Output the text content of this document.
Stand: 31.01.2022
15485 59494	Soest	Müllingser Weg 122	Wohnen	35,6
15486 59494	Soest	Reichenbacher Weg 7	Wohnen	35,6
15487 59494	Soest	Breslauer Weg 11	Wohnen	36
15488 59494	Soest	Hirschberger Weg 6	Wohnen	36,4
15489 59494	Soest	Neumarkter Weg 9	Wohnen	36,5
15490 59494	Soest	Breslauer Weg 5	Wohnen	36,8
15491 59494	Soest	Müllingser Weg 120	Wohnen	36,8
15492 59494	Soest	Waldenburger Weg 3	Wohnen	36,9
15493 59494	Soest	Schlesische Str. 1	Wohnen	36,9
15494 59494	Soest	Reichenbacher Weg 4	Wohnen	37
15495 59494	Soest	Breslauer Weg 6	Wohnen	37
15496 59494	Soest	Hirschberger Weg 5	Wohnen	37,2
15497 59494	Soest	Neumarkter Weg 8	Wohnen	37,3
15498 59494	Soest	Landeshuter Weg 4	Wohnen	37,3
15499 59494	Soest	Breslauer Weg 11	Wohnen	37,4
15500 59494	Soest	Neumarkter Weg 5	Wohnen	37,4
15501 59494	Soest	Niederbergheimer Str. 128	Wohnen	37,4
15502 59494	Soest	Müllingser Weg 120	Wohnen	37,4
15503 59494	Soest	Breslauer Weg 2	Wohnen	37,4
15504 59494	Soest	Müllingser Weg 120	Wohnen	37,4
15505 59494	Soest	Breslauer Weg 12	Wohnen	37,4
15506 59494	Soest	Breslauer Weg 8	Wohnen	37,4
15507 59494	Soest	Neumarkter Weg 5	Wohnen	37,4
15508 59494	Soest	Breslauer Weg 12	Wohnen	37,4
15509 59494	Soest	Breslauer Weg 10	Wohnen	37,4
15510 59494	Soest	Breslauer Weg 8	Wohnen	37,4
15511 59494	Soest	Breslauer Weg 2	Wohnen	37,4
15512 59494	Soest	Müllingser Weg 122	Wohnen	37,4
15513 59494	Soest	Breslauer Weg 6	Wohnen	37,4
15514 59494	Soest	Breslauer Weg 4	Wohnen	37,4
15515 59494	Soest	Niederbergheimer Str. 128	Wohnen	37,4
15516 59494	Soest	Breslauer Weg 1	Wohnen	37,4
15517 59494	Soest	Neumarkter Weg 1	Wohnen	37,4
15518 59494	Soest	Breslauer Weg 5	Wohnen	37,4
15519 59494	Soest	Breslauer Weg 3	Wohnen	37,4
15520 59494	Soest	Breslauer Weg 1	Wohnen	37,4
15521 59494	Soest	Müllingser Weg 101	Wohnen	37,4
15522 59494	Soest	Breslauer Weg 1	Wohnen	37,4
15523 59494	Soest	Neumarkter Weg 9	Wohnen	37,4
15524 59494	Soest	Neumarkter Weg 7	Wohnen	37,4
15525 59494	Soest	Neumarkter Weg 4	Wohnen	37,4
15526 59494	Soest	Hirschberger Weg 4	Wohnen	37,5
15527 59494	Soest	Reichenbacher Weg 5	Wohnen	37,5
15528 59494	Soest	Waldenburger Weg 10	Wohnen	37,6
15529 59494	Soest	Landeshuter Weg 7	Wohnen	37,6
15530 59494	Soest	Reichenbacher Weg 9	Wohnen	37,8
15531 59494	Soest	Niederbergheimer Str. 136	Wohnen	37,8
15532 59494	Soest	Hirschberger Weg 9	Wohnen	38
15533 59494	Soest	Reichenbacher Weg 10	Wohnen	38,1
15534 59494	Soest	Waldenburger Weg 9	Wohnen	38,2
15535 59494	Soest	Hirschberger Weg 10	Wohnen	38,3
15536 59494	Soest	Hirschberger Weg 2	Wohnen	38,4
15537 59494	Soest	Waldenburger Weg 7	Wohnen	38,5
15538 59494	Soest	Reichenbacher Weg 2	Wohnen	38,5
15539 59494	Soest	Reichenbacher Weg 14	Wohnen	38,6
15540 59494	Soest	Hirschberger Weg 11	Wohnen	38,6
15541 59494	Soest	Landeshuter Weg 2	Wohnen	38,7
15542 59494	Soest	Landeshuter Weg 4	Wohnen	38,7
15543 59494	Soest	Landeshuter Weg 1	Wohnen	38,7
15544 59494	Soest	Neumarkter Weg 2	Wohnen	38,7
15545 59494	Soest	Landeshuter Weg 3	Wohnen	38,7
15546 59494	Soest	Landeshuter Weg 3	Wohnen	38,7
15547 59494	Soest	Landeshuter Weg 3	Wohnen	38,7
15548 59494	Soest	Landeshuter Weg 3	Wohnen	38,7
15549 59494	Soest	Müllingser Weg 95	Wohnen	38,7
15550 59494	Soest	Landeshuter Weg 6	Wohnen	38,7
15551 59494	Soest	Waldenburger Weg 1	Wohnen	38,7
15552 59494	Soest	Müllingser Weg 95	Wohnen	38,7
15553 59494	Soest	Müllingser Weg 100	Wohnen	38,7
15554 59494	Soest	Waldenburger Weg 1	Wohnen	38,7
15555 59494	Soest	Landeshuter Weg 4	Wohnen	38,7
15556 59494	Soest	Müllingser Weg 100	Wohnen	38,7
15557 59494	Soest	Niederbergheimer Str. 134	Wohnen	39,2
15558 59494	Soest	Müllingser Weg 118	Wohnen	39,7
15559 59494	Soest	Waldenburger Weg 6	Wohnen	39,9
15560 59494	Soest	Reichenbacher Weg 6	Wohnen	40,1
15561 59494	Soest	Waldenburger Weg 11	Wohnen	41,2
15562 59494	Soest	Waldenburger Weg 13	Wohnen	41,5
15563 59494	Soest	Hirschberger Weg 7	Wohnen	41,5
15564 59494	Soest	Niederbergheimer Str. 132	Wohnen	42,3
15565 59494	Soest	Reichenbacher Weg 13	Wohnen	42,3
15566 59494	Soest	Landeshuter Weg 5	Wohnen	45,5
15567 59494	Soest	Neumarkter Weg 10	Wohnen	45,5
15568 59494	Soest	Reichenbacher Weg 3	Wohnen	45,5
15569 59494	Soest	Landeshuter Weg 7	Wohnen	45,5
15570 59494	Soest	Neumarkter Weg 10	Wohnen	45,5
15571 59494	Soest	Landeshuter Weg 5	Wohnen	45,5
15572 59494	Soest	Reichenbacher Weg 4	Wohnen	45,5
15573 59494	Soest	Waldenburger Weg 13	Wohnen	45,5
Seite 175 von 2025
━━━━━━━━
EXERCISE OBJECTIVE:
Print back all the lines verbatim.

FINAL RESULT:
Output the text content of this document.
Stand: 31.01.2022
15485 59494	Soest	Müllingser Weg 122	Wohnen	35,6
15486 59494	Soest	Reichenbacher Weg 7	Wohnen	35,6
15487 59494	Soest	Breslauer Weg 11	Wohnen	36
15488 59494	Soest	Hirschberger Weg 6	Wohnen	36,4
15489 59494	Soest	Neumarkter Weg 9	Wohnen	36,5
15490 59494	Soest	Breslauer Weg 5	Wohnen	36,8
15491 59494	Soest	Müllingser Weg 120	Wohnen	36,8
15492 59494	Soest	Waldenburger Weg 3	Wohnen	36,9
15493 59494	Soest	Schlesische Str. 1	Wohnen	36,9
15494 59494	Soest	Reichenbacher Weg 4	Wohnen	37
15495 59494	Soest	Breslauer Weg 6	Wohnen	37
15496 59494	Soest	Hirschberger Weg 5	Wohnen	37,2
15497 59494	Soest	Neumarkter Weg 8	Wohnen	37,3
15498 59494	Soest	Landeshuter Weg 4	Wohnen	37,3
15499 59494	Soest	Breslauer Weg 11	Wohnen	37,4
15500 59494	Soest	Neumarkter Weg 5	Wohnen	37,4
15501 59494	Soest	Niederbergheimer Str. 128	Wohnen	37,4
15502 59494	Soest	Müllingser Weg 120	Wohnen	37,4
15503 59494	Soest	Breslauer Weg 2	Wohnen	37,4
15504 59494	Soest	Müllingser Weg 120	Wohnen	37,4
15505 59494	Soest	Breslauer Weg 12	Wohnen	37,4
15506 59494	Soest	Breslauer Weg 8	Wohnen	37,4
15507 59494	Soest	Neumarkter Weg 5	Wohnen	37,4
15508 59494	Soest	Breslauer Weg 12	Wohnen	37,4
15509 59494	Soest	Breslauer Weg 10	Wohnen	37,4
15510 59494	Soest	Breslauer Weg 8	Wohnen	37,4
15511 59494	Soest	Breslauer Weg 2	Wohnen	37,4
15512 59494	Soest	Müllingser Weg 122	Wohnen	37,4
15513 59494	Soest	Breslauer Weg 6	Wohnen	37,4
15514 59494	Soest	Breslauer Weg 4	Wohnen	37,4
15515 59494	Soest	Niederbergheimer Str. 128	Wohnen	37,4
15516 59494	Soest	Breslauer Weg 1	Wohnen	37,4
15517 59494	Soest	Neumarkter Weg 1	Wohnen	37,4
15518 59494	Soest	Breslauer Weg 5	Wohnen	37,4
15519 59494	Soest	Breslauer Weg 3	Wohnen	37,4
15520 59494	Soest	Breslauer Weg 1	Wohnen	37,4
15521 59494	Soest	Müllingser Weg 101	Wohnen	37,4
15522 59494	Soest	Breslauer Weg 1	Wohnen	37,4
15523 59494	Soest	Neumarkter Weg 9	Wohnen	37,4
15524 59494	Soest	Neumarkter Weg 7	Wohnen	37,4
15525 59494	Soest	Neumarkter Weg 4	Wohnen	37,4
15526 59494	Soest	Hirschberger Weg 4	Wohnen	37,5
15527 59494	Soest	Reichenbacher Weg 5	Wohnen	37,5
15528 59494	Soest	Waldenburger Weg 10	Wohnen	37,6
15529 59494	Soest	Landeshuter Weg 7	Wohnen	37,6
15530 59494	Soest	Reichenbacher Weg 9	Wohnen	37,8
15531 59494	Soest	Niederbergheimer Str. 136	Wohnen	37,8
15532 59494	Soest	Hirschberger Weg 9	Wohnen	38
15533 59494	Soest	Reichenbacher Weg 10	Wohnen	38,1
15534 59494	Soest	Waldenburger Weg 9	Wohnen	38,2
15535 59494	Soest	Hirschberger Weg 10	Wohnen	38,3
15536 59494	Soest	Hirschberger Weg 2	Wohnen	38,4
15537 59494	Soest	Waldenburger Weg 7	Wohnen	38,5
15538 59494	Soest	Reichenbacher Weg 2	Wohnen	38,5
15539 59494	Soest	Reichenbacher Weg 14	Wohnen	38,6
15540 59494	Soest	Hirschberger Weg 11	Wohnen	38,6
15541 59494	Soest	Landeshuter Weg 2	Wohnen	38,7
15542 59494	Soest	Landeshuter Weg 4	Wohnen	38,7
15543 59494	Soest	Landeshuter Weg 1	Wohnen	38,7
15544 59494	Soest	Neumarkter Weg 2	Wohnen	38,7
15545 59494	Soest	Landeshuter Weg 3	Wohnen	38,7
15546 59494	Soest	Landeshuter Weg 3	Wohnen	38,7
15547 59494	Soest	Landeshuter Weg 3	Wohnen	38,7
15548 59494	Soest	Landeshuter Weg 3	Wohnen	38,7
15549 59494	Soest	Müllingser Weg 95	Wohnen	38,7
15550 59494	Soest	Landeshuter Weg 6	Wohnen	38,7
15551 59494	Soest	Waldenburger Weg 1	Wohnen	38,7
15552 59494	Soest	Müllingser Weg 95	Wohnen	38,7
15553 59494	Soest	Müllingser Weg 100	Wohnen	38,7
15554 59494	Soest	Waldenburger Weg 1	Wohnen	38,7
15555 59494	Soest	Landeshuter Weg 4	Wohnen	38,7
15556 59494	Soest	Müllingser Weg 100	Wohnen	38,7
15557 59494	Soest	Niederbergheimer Str. 134	Wohnen	39,2
15558 59494	Soest	Müllingser Weg 118	Wohnen	39,7
15559 59494	Soest	Waldenburger Weg 6	Wohnen	39,9
15560 59494	Soest	Reichenbacher Weg 6	Wohnen	40,1
15561 59494	Soest	Waldenburger Weg 11	Wohnen	41,2
15562 59494	Soest	Waldenburger Weg 13	Wohnen	41,5
15563 59494	Soest	Hirschberger Weg 7	Wohnen	41,5
15564 59494	Soest	Niederbergheimer Str. 132	Wohnen	42,3
15565 59494	Soest	Reichenbacher Weg 13	Wohnen	42,3
15566 59494	Soest	Landeshuter Weg 5	Wohnen	45,5
15567 59494	Soest	Neumarkter Weg 10	Wohnen	45,5
15568 59494	Soest	Reichenbacher Weg 3	Wohnen	45,5
15569 59494	Soest	Landeshuter Weg 7	Wohnen	45,5
15570 59494	Soest	Neumarkter Weg 10	Wohnen	45,5
15571 59494	Soest	Landeshuter Weg 5	Wohnen	45,5
15572 59494	Soest	Reichenbacher Weg 4	Wohnen	45,5
15573 59494	Soest	Waldenburger Weg 13	Wohnen	45,5
Seite 175 von 2025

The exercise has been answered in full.